- Task to carry out -
Restate all the material verbatim, except for the pictures.

Records that describe figures:
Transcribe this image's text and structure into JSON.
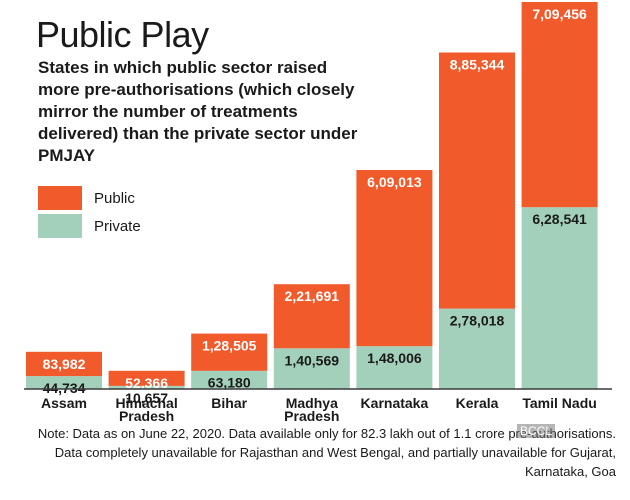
{
  "title": "Public Play",
  "subtitle": "States in which public sector raised more pre-authorisations (which closely mirror the number of treatments delivered) than the private sector under PMJAY",
  "legend": [
    {
      "label": "Public",
      "color": "#f15a2b"
    },
    {
      "label": "Private",
      "color": "#a3d0bb"
    }
  ],
  "note": "Note: Data as on June 22, 2020. Data available only for 82.3 lakh out of 1.1 crore pre-authorisations. Data completely unavailable for Rajasthan and West Bengal, and partially unavailable for Gujarat, Karnataka, Goa",
  "watermark": "BCCL",
  "chart_data": {
    "type": "bar",
    "stacked": true,
    "categories": [
      "Assam",
      "Himachal Pradesh",
      "Bihar",
      "Madhya Pradesh",
      "Karnataka",
      "Kerala",
      "Tamil Nadu"
    ],
    "category_lines": [
      [
        "Assam"
      ],
      [
        "Himachal",
        "Pradesh"
      ],
      [
        "Bihar"
      ],
      [
        "Madhya",
        "Pradesh"
      ],
      [
        "Karnataka"
      ],
      [
        "Kerala"
      ],
      [
        "Tamil Nadu"
      ]
    ],
    "series": [
      {
        "name": "Private",
        "color": "#a3d0bb",
        "values": [
          44734,
          10657,
          63180,
          140569,
          148006,
          278018,
          628541
        ],
        "labels": [
          "44,734",
          "10,657",
          "63,180",
          "1,40,569",
          "1,48,006",
          "2,78,018",
          "6,28,541"
        ],
        "label_color": "#1a1a1a"
      },
      {
        "name": "Public",
        "color": "#f15a2b",
        "values": [
          83982,
          52366,
          128505,
          221691,
          609013,
          885344,
          709456
        ],
        "labels": [
          "83,982",
          "52,366",
          "1,28,505",
          "2,21,691",
          "6,09,013",
          "8,85,344",
          "7,09,456"
        ],
        "label_color": "#ffffff"
      }
    ],
    "ylim": [
      0,
      1337885
    ],
    "grid": false,
    "legend_position": "left, below subtitle"
  }
}
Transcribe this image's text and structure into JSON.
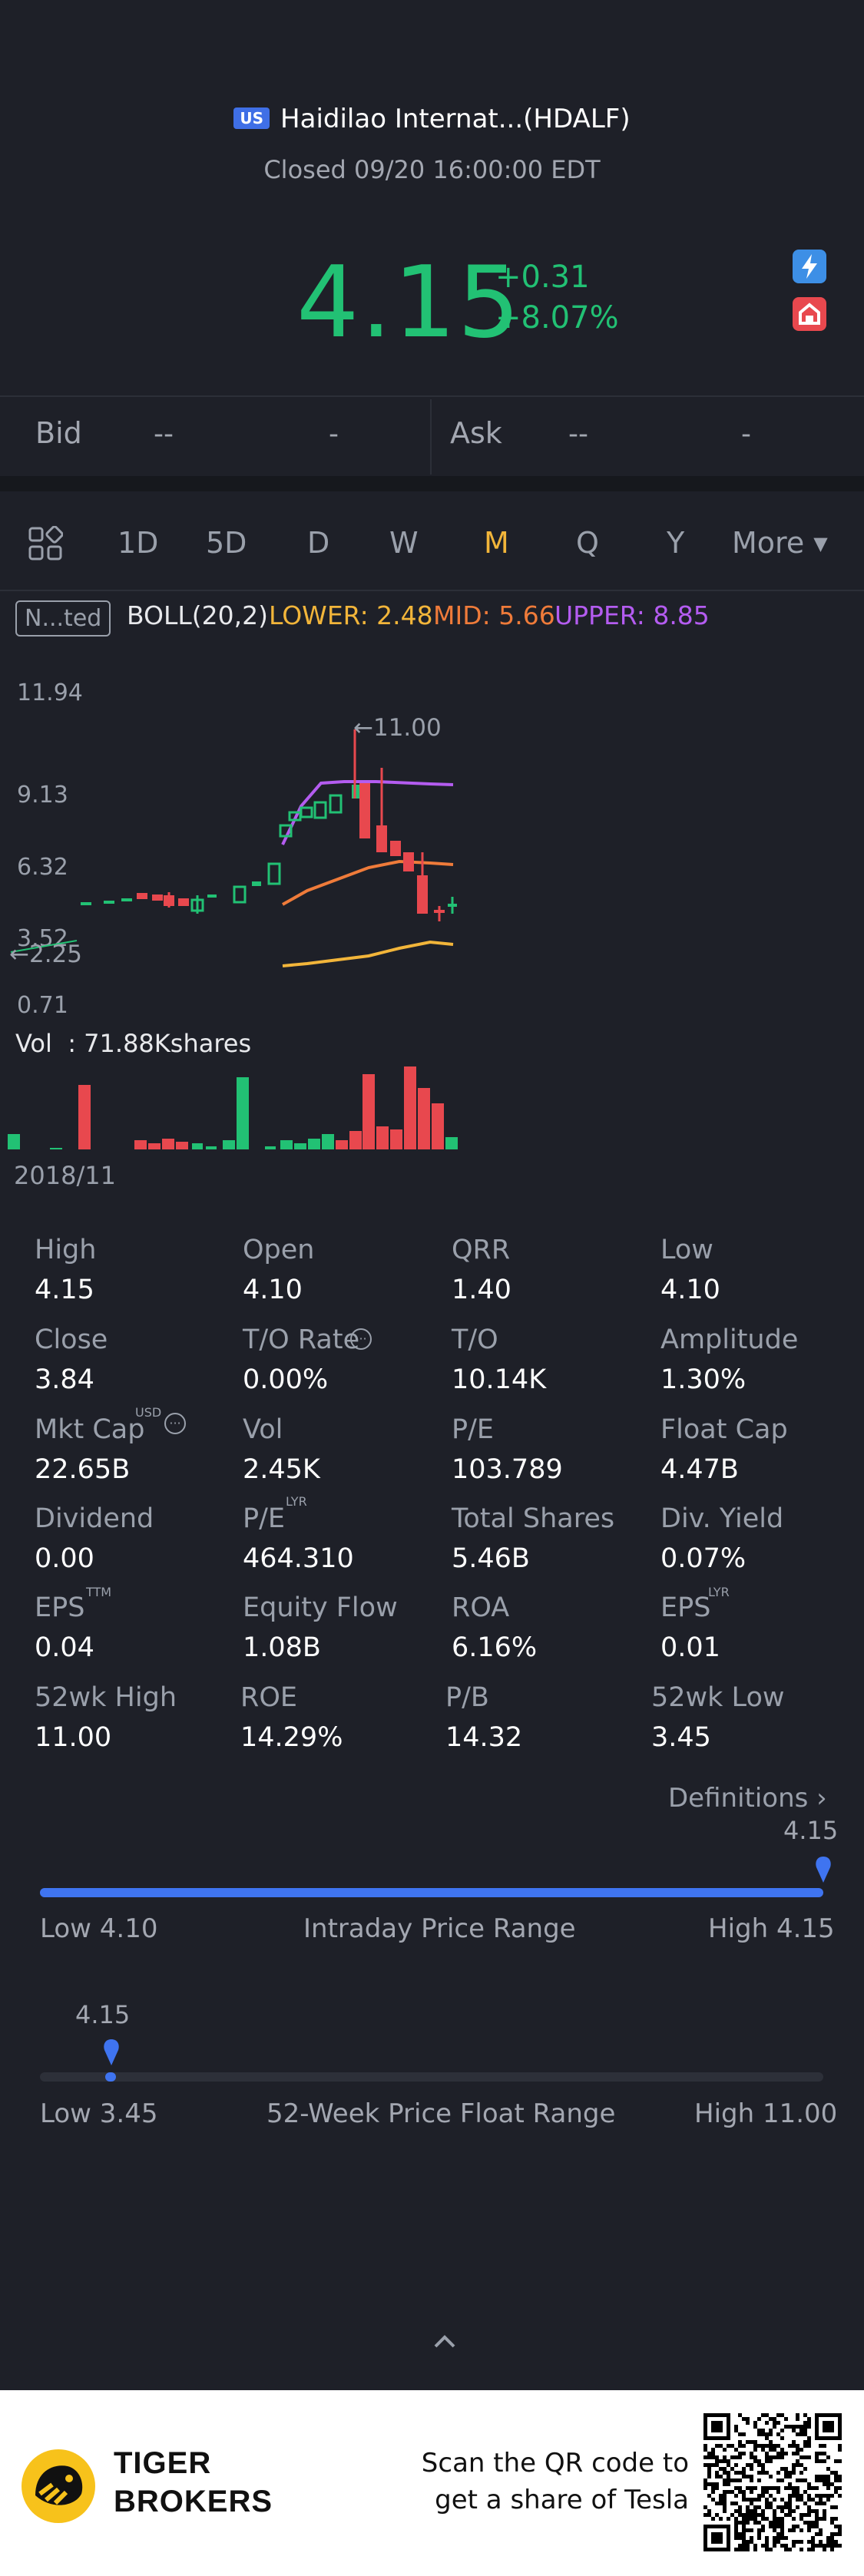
{
  "header": {
    "market_badge": "US",
    "title": "Haidilao Internat...(HDALF)",
    "status": "Closed 09/20 16:00:00 EDT",
    "price": "4.15",
    "change": "+0.31",
    "change_pct": "+8.07%",
    "colors": {
      "up": "#22c174",
      "down": "#e8484e",
      "accent": "#f2b53a",
      "blue": "#3f74f0"
    },
    "icons": [
      "bolt-icon",
      "store-icon"
    ]
  },
  "quote": {
    "bid_label": "Bid",
    "bid_price": "--",
    "bid_size": "-",
    "ask_label": "Ask",
    "ask_price": "--",
    "ask_size": "-"
  },
  "tabs": {
    "items": [
      "1D",
      "5D",
      "D",
      "W",
      "M",
      "Q",
      "Y"
    ],
    "active": "M",
    "more_label": "More"
  },
  "indicator": {
    "selector": "N...ted",
    "name": "BOLL(20,2)",
    "lower": "LOWER: 2.48",
    "mid": "MID: 5.66",
    "upper": "UPPER: 8.85"
  },
  "chart_data": {
    "type": "candlestick",
    "y_ticks": [
      "11.94",
      "9.13",
      "6.32",
      "3.52",
      "0.71"
    ],
    "max_label": "11.00",
    "min_label": "2.25",
    "vol_label": "Vol  : 71.88Kshares",
    "start_date": "2018/11"
  },
  "stats": [
    {
      "name": "High",
      "value": "4.15"
    },
    {
      "name": "Open",
      "value": "4.10"
    },
    {
      "name": "QRR",
      "value": "1.40"
    },
    {
      "name": "Low",
      "value": "4.10"
    },
    {
      "name": "Close",
      "value": "3.84"
    },
    {
      "name": "T/O Rate",
      "value": "0.00%"
    },
    {
      "name": "T/O",
      "value": "10.14K"
    },
    {
      "name": "Amplitude",
      "value": "1.30%"
    },
    {
      "name": "Mkt Cap",
      "value": "22.65B"
    },
    {
      "name": "Vol",
      "value": "2.45K"
    },
    {
      "name": "P/E",
      "value": "103.789"
    },
    {
      "name": "Float Cap",
      "value": "4.47B"
    },
    {
      "name": "Dividend",
      "value": "0.00"
    },
    {
      "name": "P/E",
      "value": "464.310"
    },
    {
      "name": "Total Shares",
      "value": "5.46B"
    },
    {
      "name": "Div. Yield",
      "value": "0.07%"
    },
    {
      "name": "EPS",
      "value": "0.04"
    },
    {
      "name": "Equity Flow",
      "value": "1.08B"
    },
    {
      "name": "ROA",
      "value": "6.16%"
    },
    {
      "name": "EPS",
      "value": "0.01"
    },
    {
      "name": "52wk High",
      "value": "11.00"
    },
    {
      "name": "ROE",
      "value": "14.29%"
    },
    {
      "name": "P/B",
      "value": "14.32"
    },
    {
      "name": "52wk Low",
      "value": "3.45"
    }
  ],
  "superscripts": {
    "usd": "USD",
    "lyr": "LYR",
    "ttm": "TTM",
    "lyr2": "LYR"
  },
  "definitions_label": "Definitions",
  "intraday": {
    "current": "4.15",
    "low": "Low 4.10",
    "title": "Intraday Price Range",
    "high": "High 4.15",
    "fraction": 1.0
  },
  "week52": {
    "current": "4.15",
    "low": "Low 3.45",
    "title": "52-Week Price Float Range",
    "high": "High 11.00",
    "fraction": 0.09
  },
  "footer": {
    "brand_line1": "TIGER",
    "brand_line2": "BROKERS",
    "promo_line1": "Scan the QR code to",
    "promo_line2": "get a share of Tesla"
  }
}
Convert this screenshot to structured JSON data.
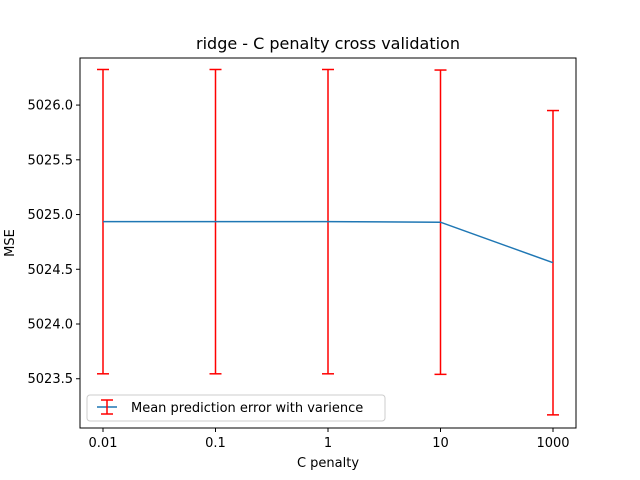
{
  "chart_data": {
    "type": "line",
    "title": "ridge - C penalty cross validation",
    "xlabel": "C penalty",
    "ylabel": "MSE",
    "categories": [
      "0.01",
      "0.1",
      "1",
      "10",
      "1000"
    ],
    "ylim": [
      5023.05,
      5026.43
    ],
    "yticks": [
      5023.5,
      5024.0,
      5024.5,
      5025.0,
      5025.5,
      5026.0
    ],
    "ytick_labels": [
      "5023.5",
      "5024.0",
      "5024.5",
      "5025.0",
      "5025.5",
      "5026.0"
    ],
    "series": [
      {
        "name": "Mean prediction error with varience",
        "values": [
          5024.935,
          5024.935,
          5024.935,
          5024.93,
          5024.56
        ],
        "err": [
          1.39,
          1.39,
          1.39,
          1.39,
          1.39
        ]
      }
    ],
    "legend_position": "lower-left",
    "grid": false,
    "colors": {
      "line": "#1f77b4",
      "errorbar": "#ff0000"
    }
  }
}
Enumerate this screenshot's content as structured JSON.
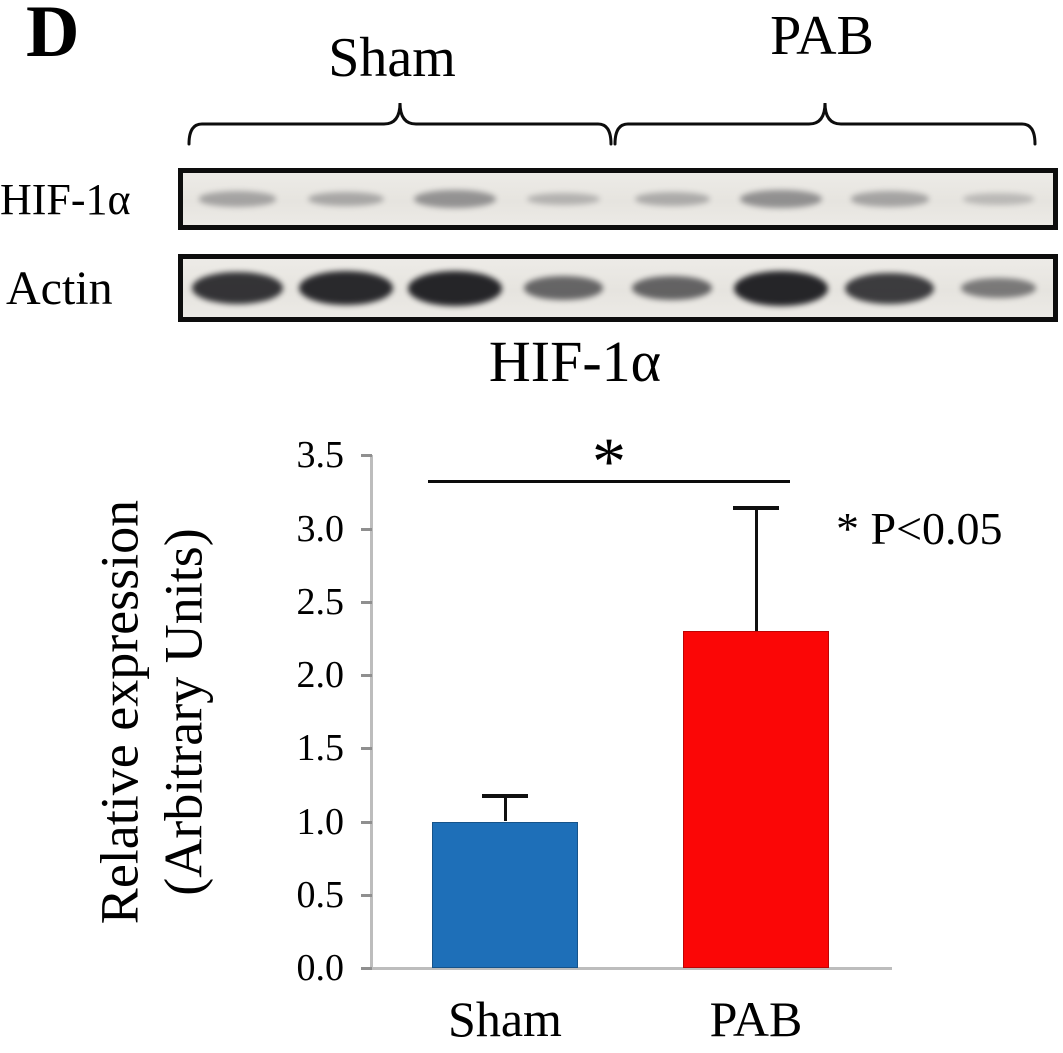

- Answer to this problem -
Transcribe this image's text and structure into JSON.
{
  "title": "Public Play",
  "subtitle": "States in which public sector raised more pre-authorisations (which closely mirror the number of treatments delivered) than the private sector under PMJAY",
  "legend": [
    {
      "label": "Public",
      "color": "#f15a2b"
    },
    {
      "label": "Private",
      "color": "#a3d0bb"
    }
  ],
  "note": "Note: Data as on June 22, 2020. Data available only for 82.3 lakh out of 1.1 crore pre-authorisations. Data completely unavailable for Rajasthan and West Bengal, and partially unavailable for Gujarat, Karnataka, Goa",
  "watermark": "BCCL",
  "chart_data": {
    "type": "bar",
    "stacked": true,
    "categories": [
      "Assam",
      "Himachal Pradesh",
      "Bihar",
      "Madhya Pradesh",
      "Karnataka",
      "Kerala",
      "Tamil Nadu"
    ],
    "category_lines": [
      [
        "Assam"
      ],
      [
        "Himachal",
        "Pradesh"
      ],
      [
        "Bihar"
      ],
      [
        "Madhya",
        "Pradesh"
      ],
      [
        "Karnataka"
      ],
      [
        "Kerala"
      ],
      [
        "Tamil Nadu"
      ]
    ],
    "series": [
      {
        "name": "Private",
        "color": "#a3d0bb",
        "values": [
          44734,
          10657,
          63180,
          140569,
          148006,
          278018,
          628541
        ],
        "labels": [
          "44,734",
          "10,657",
          "63,180",
          "1,40,569",
          "1,48,006",
          "2,78,018",
          "6,28,541"
        ],
        "label_color": "#1a1a1a"
      },
      {
        "name": "Public",
        "color": "#f15a2b",
        "values": [
          83982,
          52366,
          128505,
          221691,
          609013,
          885344,
          709456
        ],
        "labels": [
          "83,982",
          "52,366",
          "1,28,505",
          "2,21,691",
          "6,09,013",
          "8,85,344",
          "7,09,456"
        ],
        "label_color": "#ffffff"
      }
    ],
    "ylim": [
      0,
      1337885
    ],
    "grid": false,
    "legend_position": "left, below subtitle"
  }
}
Transcribe this image's text and structure into JSON.
{
  "header": {
    "market_badge": "US",
    "title": "Haidilao Internat...(HDALF)",
    "status": "Closed 09/20 16:00:00 EDT",
    "price": "4.15",
    "change": "+0.31",
    "change_pct": "+8.07%",
    "colors": {
      "up": "#22c174",
      "down": "#e8484e",
      "accent": "#f2b53a",
      "blue": "#3f74f0"
    },
    "icons": [
      "bolt-icon",
      "store-icon"
    ]
  },
  "quote": {
    "bid_label": "Bid",
    "bid_price": "--",
    "bid_size": "-",
    "ask_label": "Ask",
    "ask_price": "--",
    "ask_size": "-"
  },
  "tabs": {
    "items": [
      "1D",
      "5D",
      "D",
      "W",
      "M",
      "Q",
      "Y"
    ],
    "active": "M",
    "more_label": "More"
  },
  "indicator": {
    "selector": "N...ted",
    "name": "BOLL(20,2)",
    "lower": "LOWER: 2.48",
    "mid": "MID: 5.66",
    "upper": "UPPER: 8.85"
  },
  "chart_data": {
    "type": "candlestick",
    "y_ticks": [
      "11.94",
      "9.13",
      "6.32",
      "3.52",
      "0.71"
    ],
    "max_label": "11.00",
    "min_label": "2.25",
    "vol_label": "Vol  : 71.88Kshares",
    "start_date": "2018/11"
  },
  "stats": [
    {
      "name": "High",
      "value": "4.15"
    },
    {
      "name": "Open",
      "value": "4.10"
    },
    {
      "name": "QRR",
      "value": "1.40"
    },
    {
      "name": "Low",
      "value": "4.10"
    },
    {
      "name": "Close",
      "value": "3.84"
    },
    {
      "name": "T/O Rate",
      "value": "0.00%"
    },
    {
      "name": "T/O",
      "value": "10.14K"
    },
    {
      "name": "Amplitude",
      "value": "1.30%"
    },
    {
      "name": "Mkt Cap",
      "value": "22.65B"
    },
    {
      "name": "Vol",
      "value": "2.45K"
    },
    {
      "name": "P/E",
      "value": "103.789"
    },
    {
      "name": "Float Cap",
      "value": "4.47B"
    },
    {
      "name": "Dividend",
      "value": "0.00"
    },
    {
      "name": "P/E",
      "value": "464.310"
    },
    {
      "name": "Total Shares",
      "value": "5.46B"
    },
    {
      "name": "Div. Yield",
      "value": "0.07%"
    },
    {
      "name": "EPS",
      "value": "0.04"
    },
    {
      "name": "Equity Flow",
      "value": "1.08B"
    },
    {
      "name": "ROA",
      "value": "6.16%"
    },
    {
      "name": "EPS",
      "value": "0.01"
    },
    {
      "name": "52wk High",
      "value": "11.00"
    },
    {
      "name": "ROE",
      "value": "14.29%"
    },
    {
      "name": "P/B",
      "value": "14.32"
    },
    {
      "name": "52wk Low",
      "value": "3.45"
    }
  ],
  "superscripts": {
    "usd": "USD",
    "lyr": "LYR",
    "ttm": "TTM",
    "lyr2": "LYR"
  },
  "definitions_label": "Definitions",
  "intraday": {
    "current": "4.15",
    "low": "Low 4.10",
    "title": "Intraday Price Range",
    "high": "High 4.15",
    "fraction": 1.0
  },
  "week52": {
    "current": "4.15",
    "low": "Low 3.45",
    "title": "52-Week Price Float Range",
    "high": "High 11.00",
    "fraction": 0.09
  },
  "footer": {
    "brand_line1": "TIGER",
    "brand_line2": "BROKERS",
    "promo_line1": "Scan the QR code to",
    "promo_line2": "get a share of Tesla"
  }
}
Convert this screenshot to structured JSON data.
{
  "chart_data": {
    "type": "line",
    "title": "ridge - C penalty cross validation",
    "xlabel": "C penalty",
    "ylabel": "MSE",
    "categories": [
      "0.01",
      "0.1",
      "1",
      "10",
      "1000"
    ],
    "ylim": [
      5023.05,
      5026.43
    ],
    "yticks": [
      5023.5,
      5024.0,
      5024.5,
      5025.0,
      5025.5,
      5026.0
    ],
    "ytick_labels": [
      "5023.5",
      "5024.0",
      "5024.5",
      "5025.0",
      "5025.5",
      "5026.0"
    ],
    "series": [
      {
        "name": "Mean prediction error with varience",
        "values": [
          5024.935,
          5024.935,
          5024.935,
          5024.93,
          5024.56
        ],
        "err": [
          1.39,
          1.39,
          1.39,
          1.39,
          1.39
        ]
      }
    ],
    "legend_position": "lower-left",
    "grid": false,
    "colors": {
      "line": "#1f77b4",
      "errorbar": "#ff0000"
    }
  }
}
Enumerate this screenshot's content as structured JSON.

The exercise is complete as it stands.